Type the records out again in full, exactly.

#### Excerpted records

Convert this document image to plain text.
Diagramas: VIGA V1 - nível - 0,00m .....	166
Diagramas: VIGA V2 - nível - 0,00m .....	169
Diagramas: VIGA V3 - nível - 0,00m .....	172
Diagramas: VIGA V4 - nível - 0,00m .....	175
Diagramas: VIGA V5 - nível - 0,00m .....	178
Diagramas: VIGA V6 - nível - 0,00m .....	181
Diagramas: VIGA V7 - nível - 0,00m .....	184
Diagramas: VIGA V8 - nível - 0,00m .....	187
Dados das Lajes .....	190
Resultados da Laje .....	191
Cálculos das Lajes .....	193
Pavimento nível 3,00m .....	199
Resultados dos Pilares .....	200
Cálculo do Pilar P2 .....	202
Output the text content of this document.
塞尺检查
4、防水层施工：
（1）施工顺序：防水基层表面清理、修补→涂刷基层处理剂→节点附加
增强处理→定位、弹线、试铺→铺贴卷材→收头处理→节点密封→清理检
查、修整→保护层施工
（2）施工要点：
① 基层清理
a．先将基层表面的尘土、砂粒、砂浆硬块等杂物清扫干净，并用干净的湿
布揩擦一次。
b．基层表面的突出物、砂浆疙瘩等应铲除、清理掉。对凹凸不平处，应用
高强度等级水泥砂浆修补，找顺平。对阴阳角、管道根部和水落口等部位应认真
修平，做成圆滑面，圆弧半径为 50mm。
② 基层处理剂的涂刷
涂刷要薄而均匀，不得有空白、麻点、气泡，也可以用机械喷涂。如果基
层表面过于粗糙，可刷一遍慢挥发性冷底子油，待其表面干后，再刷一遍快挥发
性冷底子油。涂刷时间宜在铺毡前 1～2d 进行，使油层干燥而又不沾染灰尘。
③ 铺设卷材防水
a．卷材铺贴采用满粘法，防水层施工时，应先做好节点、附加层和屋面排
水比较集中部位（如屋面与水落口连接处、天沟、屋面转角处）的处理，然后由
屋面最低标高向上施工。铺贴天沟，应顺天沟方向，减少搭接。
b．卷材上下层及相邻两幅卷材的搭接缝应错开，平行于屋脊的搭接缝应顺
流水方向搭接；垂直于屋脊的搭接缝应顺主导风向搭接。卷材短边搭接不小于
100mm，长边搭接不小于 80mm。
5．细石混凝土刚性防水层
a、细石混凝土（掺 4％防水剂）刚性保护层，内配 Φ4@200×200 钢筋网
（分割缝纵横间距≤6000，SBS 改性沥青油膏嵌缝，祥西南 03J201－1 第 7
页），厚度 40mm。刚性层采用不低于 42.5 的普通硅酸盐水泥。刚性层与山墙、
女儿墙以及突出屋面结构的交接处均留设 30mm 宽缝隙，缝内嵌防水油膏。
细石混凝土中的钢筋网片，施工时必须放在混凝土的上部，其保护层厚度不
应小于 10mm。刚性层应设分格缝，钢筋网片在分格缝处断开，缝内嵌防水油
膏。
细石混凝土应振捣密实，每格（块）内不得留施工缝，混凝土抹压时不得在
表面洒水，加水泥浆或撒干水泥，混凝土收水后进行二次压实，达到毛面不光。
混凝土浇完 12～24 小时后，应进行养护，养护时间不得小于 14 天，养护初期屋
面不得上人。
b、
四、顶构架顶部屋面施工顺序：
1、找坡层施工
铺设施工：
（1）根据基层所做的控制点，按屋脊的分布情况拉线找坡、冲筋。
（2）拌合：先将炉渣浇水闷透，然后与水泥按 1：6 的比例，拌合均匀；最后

########

Response to this exercise:
Convert this document image to plain text.
Diagramas: VIGA V1 - nível - 0,00m .....	166
Diagramas: VIGA V2 - nível - 0,00m .....	169
Diagramas: VIGA V3 - nível - 0,00m .....	172
Diagramas: VIGA V4 - nível - 0,00m .....	175
Diagramas: VIGA V5 - nível - 0,00m .....	178
Diagramas: VIGA V6 - nível - 0,00m .....	181
Diagramas: VIGA V7 - nível - 0,00m .....	184
Diagramas: VIGA V8 - nível - 0,00m .....	187
Dados das Lajes .....	190
Resultados da Laje .....	191
Cálculos das Lajes .....	193
Pavimento nível 3,00m .....	199
Resultados dos Pilares .....	200
Cálculo do Pilar P2 .....	202
Output the text content of this document.
塞尺检查
4、防水层施工：
（1）施工顺序：防水基层表面清理、修补→涂刷基层处理剂→节点附加
增强处理→定位、弹线、试铺→铺贴卷材→收头处理→节点密封→清理检
查、修整→保护层施工
（2）施工要点：
① 基层清理
a．先将基层表面的尘土、砂粒、砂浆硬块等杂物清扫干净，并用干净的湿
布揩擦一次。
b．基层表面的突出物、砂浆疙瘩等应铲除、清理掉。对凹凸不平处，应用
高强度等级水泥砂浆修补，找顺平。对阴阳角、管道根部和水落口等部位应认真
修平，做成圆滑面，圆弧半径为 50mm。
② 基层处理剂的涂刷
涂刷要薄而均匀，不得有空白、麻点、气泡，也可以用机械喷涂。如果基
层表面过于粗糙，可刷一遍慢挥发性冷底子油，待其表面干后，再刷一遍快挥发
性冷底子油。涂刷时间宜在铺毡前 1～2d 进行，使油层干燥而又不沾染灰尘。
③ 铺设卷材防水
a．卷材铺贴采用满粘法，防水层施工时，应先做好节点、附加层和屋面排
水比较集中部位（如屋面与水落口连接处、天沟、屋面转角处）的处理，然后由
屋面最低标高向上施工。铺贴天沟，应顺天沟方向，减少搭接。
b．卷材上下层及相邻两幅卷材的搭接缝应错开，平行于屋脊的搭接缝应顺
流水方向搭接；垂直于屋脊的搭接缝应顺主导风向搭接。卷材短边搭接不小于
100mm，长边搭接不小于 80mm。
5．细石混凝土刚性防水层
a、细石混凝土（掺 4％防水剂）刚性保护层，内配 Φ4@200×200 钢筋网
（分割缝纵横间距≤6000，SBS 改性沥青油膏嵌缝，祥西南 03J201－1 第 7
页），厚度 40mm。刚性层采用不低于 42.5 的普通硅酸盐水泥。刚性层与山墙、
女儿墙以及突出屋面结构的交接处均留设 30mm 宽缝隙，缝内嵌防水油膏。
细石混凝土中的钢筋网片，施工时必须放在混凝土的上部，其保护层厚度不
应小于 10mm。刚性层应设分格缝，钢筋网片在分格缝处断开，缝内嵌防水油
膏。
细石混凝土应振捣密实，每格（块）内不得留施工缝，混凝土抹压时不得在
表面洒水，加水泥浆或撒干水泥，混凝土收水后进行二次压实，达到毛面不光。
混凝土浇完 12～24 小时后，应进行养护，养护时间不得小于 14 天，养护初期屋
面不得上人。
b、
四、顶构架顶部屋面施工顺序：
1、找坡层施工
铺设施工：
（1）根据基层所做的控制点，按屋脊的分布情况拉线找坡、冲筋。
（2）拌合：先将炉渣浇水闷透，然后与水泥按 1：6 的比例，拌合均匀；最后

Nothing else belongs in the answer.